**ENTRIES SHOWN**
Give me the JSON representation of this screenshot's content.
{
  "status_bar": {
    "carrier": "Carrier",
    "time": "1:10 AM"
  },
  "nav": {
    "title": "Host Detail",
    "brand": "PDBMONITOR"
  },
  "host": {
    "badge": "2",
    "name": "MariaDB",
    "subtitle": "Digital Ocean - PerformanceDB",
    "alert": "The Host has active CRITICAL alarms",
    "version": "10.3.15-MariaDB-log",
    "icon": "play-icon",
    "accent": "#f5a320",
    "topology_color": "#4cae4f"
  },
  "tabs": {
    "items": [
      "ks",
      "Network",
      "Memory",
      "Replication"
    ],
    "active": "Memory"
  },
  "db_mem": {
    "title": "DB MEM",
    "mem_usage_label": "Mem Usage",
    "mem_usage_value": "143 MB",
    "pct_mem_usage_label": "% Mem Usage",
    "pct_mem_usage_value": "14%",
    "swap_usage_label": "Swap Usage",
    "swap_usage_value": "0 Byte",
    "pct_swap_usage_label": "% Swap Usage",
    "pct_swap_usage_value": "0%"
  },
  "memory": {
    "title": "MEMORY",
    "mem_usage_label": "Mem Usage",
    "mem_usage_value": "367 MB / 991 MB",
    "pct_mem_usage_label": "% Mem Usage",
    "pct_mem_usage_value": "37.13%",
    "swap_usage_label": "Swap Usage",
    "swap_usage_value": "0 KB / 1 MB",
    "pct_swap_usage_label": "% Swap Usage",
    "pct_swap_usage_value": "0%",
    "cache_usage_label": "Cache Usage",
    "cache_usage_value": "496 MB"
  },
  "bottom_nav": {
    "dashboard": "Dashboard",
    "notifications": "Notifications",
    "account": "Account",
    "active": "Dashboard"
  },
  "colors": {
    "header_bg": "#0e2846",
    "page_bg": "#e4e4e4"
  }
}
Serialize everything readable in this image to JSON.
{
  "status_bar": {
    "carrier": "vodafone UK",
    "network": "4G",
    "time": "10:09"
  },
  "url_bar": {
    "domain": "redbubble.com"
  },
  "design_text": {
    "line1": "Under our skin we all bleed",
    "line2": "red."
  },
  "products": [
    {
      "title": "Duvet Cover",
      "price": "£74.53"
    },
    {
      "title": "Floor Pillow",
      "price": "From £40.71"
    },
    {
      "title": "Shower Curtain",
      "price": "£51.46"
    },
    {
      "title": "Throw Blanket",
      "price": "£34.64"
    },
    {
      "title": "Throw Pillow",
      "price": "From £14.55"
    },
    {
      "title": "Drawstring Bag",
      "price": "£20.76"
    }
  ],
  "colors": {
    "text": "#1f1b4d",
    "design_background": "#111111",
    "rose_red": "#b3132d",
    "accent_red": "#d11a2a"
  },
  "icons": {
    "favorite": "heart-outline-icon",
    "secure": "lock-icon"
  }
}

**EXERCISE PROMPT**
Hand back the material above in full, exactly as written.

**THE ANSWER**
Give me the JSON representation of this screenshot's content.
{
  "status_bar": {
    "carrier": "Carrier",
    "time": "1:10 AM"
  },
  "nav": {
    "title": "Host Detail",
    "brand": "PDBMONITOR"
  },
  "host": {
    "badge": "2",
    "name": "MariaDB",
    "subtitle": "Digital Ocean - PerformanceDB",
    "alert": "The Host has active CRITICAL alarms",
    "version": "10.3.15-MariaDB-log",
    "icon": "play-icon",
    "accent": "#f5a320",
    "topology_color": "#4cae4f"
  },
  "tabs": {
    "items": [
      "ks",
      "Network",
      "Memory",
      "Replication"
    ],
    "active": "Memory"
  },
  "db_mem": {
    "title": "DB MEM",
    "mem_usage_label": "Mem Usage",
    "mem_usage_value": "143 MB",
    "pct_mem_usage_label": "% Mem Usage",
    "pct_mem_usage_value": "14%",
    "swap_usage_label": "Swap Usage",
    "swap_usage_value": "0 Byte",
    "pct_swap_usage_label": "% Swap Usage",
    "pct_swap_usage_value": "0%"
  },
  "memory": {
    "title": "MEMORY",
    "mem_usage_label": "Mem Usage",
    "mem_usage_value": "367 MB / 991 MB",
    "pct_mem_usage_label": "% Mem Usage",
    "pct_mem_usage_value": "37.13%",
    "swap_usage_label": "Swap Usage",
    "swap_usage_value": "0 KB / 1 MB",
    "pct_swap_usage_label": "% Swap Usage",
    "pct_swap_usage_value": "0%",
    "cache_usage_label": "Cache Usage",
    "cache_usage_value": "496 MB"
  },
  "bottom_nav": {
    "dashboard": "Dashboard",
    "notifications": "Notifications",
    "account": "Account",
    "active": "Dashboard"
  },
  "colors": {
    "header_bg": "#0e2846",
    "page_bg": "#e4e4e4"
  }
}
Serialize everything readable in this image to JSON.
{
  "status_bar": {
    "carrier": "vodafone UK",
    "network": "4G",
    "time": "10:09"
  },
  "url_bar": {
    "domain": "redbubble.com"
  },
  "design_text": {
    "line1": "Under our skin we all bleed",
    "line2": "red."
  },
  "products": [
    {
      "title": "Duvet Cover",
      "price": "£74.53"
    },
    {
      "title": "Floor Pillow",
      "price": "From £40.71"
    },
    {
      "title": "Shower Curtain",
      "price": "£51.46"
    },
    {
      "title": "Throw Blanket",
      "price": "£34.64"
    },
    {
      "title": "Throw Pillow",
      "price": "From £14.55"
    },
    {
      "title": "Drawstring Bag",
      "price": "£20.76"
    }
  ],
  "colors": {
    "text": "#1f1b4d",
    "design_background": "#111111",
    "rose_red": "#b3132d",
    "accent_red": "#d11a2a"
  },
  "icons": {
    "favorite": "heart-outline-icon",
    "secure": "lock-icon"
  }
}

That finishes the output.